Pick out the lines below that contain the string "бытовых" and copy them all.

═════ Input for this task ═════

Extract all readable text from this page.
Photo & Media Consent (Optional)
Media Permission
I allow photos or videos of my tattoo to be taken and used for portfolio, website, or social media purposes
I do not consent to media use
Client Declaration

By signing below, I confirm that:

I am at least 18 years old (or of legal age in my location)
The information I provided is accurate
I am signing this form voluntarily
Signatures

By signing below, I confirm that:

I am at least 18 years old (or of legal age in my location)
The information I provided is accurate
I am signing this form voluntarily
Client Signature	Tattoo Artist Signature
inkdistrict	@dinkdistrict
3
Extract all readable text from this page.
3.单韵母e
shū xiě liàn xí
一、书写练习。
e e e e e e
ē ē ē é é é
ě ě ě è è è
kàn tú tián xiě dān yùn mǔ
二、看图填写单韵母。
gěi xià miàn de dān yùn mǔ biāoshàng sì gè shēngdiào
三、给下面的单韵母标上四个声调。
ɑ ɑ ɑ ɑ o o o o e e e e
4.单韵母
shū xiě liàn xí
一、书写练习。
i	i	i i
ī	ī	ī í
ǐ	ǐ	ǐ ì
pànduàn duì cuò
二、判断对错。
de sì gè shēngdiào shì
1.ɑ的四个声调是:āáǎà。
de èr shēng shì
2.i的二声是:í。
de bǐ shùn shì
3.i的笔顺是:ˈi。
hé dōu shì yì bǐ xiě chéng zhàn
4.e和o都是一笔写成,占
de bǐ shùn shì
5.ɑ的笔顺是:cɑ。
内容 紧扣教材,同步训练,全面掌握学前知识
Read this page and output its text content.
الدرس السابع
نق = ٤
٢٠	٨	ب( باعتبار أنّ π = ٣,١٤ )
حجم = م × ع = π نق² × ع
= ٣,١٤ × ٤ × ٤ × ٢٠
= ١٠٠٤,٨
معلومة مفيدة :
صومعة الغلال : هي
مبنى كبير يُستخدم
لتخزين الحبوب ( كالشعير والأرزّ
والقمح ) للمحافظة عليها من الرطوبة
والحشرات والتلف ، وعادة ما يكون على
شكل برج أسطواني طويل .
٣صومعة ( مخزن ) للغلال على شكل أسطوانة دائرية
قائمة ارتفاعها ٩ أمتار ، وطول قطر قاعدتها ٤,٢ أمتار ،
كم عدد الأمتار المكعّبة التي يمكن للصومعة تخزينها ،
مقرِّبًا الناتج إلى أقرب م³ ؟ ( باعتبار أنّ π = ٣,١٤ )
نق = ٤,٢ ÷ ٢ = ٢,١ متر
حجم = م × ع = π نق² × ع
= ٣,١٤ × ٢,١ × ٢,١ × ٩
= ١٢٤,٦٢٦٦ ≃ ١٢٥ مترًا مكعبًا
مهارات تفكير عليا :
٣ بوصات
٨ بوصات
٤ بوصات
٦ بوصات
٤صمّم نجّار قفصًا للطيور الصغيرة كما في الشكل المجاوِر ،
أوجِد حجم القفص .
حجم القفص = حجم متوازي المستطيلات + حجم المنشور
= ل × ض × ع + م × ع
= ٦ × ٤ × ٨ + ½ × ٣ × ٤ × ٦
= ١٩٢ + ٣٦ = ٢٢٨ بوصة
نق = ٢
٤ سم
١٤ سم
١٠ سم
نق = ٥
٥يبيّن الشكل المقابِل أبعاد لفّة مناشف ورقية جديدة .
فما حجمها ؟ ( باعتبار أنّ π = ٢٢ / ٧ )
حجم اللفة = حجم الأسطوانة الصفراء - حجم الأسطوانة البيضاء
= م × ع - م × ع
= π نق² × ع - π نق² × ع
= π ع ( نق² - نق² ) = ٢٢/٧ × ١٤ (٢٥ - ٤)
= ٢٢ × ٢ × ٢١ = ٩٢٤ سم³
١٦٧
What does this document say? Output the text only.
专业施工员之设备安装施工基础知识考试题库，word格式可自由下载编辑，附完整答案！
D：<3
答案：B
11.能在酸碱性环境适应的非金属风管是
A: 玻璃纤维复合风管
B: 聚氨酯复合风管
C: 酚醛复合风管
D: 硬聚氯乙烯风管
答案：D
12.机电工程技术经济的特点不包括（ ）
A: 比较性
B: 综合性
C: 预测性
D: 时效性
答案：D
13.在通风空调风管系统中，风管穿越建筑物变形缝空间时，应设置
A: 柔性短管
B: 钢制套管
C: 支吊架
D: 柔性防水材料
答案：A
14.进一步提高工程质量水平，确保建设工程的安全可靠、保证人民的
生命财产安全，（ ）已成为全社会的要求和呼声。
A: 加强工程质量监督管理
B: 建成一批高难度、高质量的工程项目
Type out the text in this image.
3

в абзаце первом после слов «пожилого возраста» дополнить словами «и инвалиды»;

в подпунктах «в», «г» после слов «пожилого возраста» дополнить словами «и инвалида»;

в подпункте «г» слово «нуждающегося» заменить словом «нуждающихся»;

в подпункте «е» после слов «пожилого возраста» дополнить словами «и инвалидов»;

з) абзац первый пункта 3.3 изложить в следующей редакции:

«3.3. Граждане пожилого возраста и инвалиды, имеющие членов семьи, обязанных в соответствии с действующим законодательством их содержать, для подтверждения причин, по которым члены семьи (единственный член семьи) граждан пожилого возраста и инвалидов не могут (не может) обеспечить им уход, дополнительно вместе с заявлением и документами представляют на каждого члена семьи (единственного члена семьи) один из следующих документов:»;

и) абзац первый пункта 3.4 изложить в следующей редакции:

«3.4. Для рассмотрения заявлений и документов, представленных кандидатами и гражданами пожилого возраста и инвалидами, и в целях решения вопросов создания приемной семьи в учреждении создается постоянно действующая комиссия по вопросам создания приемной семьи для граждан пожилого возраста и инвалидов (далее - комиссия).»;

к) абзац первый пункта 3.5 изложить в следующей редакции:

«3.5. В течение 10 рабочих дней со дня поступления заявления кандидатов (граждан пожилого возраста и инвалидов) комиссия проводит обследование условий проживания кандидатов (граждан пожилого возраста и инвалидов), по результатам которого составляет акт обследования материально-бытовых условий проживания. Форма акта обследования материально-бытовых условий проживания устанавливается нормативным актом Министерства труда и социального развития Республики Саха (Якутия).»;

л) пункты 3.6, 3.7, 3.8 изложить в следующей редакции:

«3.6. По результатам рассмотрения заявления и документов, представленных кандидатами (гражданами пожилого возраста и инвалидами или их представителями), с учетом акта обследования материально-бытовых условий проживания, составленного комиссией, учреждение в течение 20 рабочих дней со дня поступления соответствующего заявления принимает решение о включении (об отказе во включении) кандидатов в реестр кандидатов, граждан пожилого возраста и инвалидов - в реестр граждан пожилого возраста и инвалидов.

═════

**Result of the exercise**
«3.5. В течение 10 рабочих дней со дня поступления заявления кандидатов (граждан пожилого возраста и инвалидов) комиссия проводит обследование условий проживания кандидатов (граждан пожилого возраста и инвалидов), по результатам которого составляет акт обследования материально-бытовых условий проживания. Форма акта обследования материально-бытовых условий проживания устанавливается нормативным актом Министерства труда и социального развития Республики Саха (Якутия).»;
«3.6. По результатам рассмотрения заявления и документов, представленных кандидатами (гражданами пожилого возраста и инвалидами или их представителями), с учетом акта обследования материально-бытовых условий проживания, составленного комиссией, учреждение в течение 20 рабочих дней со дня поступления соответствующего заявления принимает решение о включении (об отказе во включении) кандидатов в реестр кандидатов, граждан пожилого возраста и инвалидов - в реестр граждан пожилого возраста и инвалидов.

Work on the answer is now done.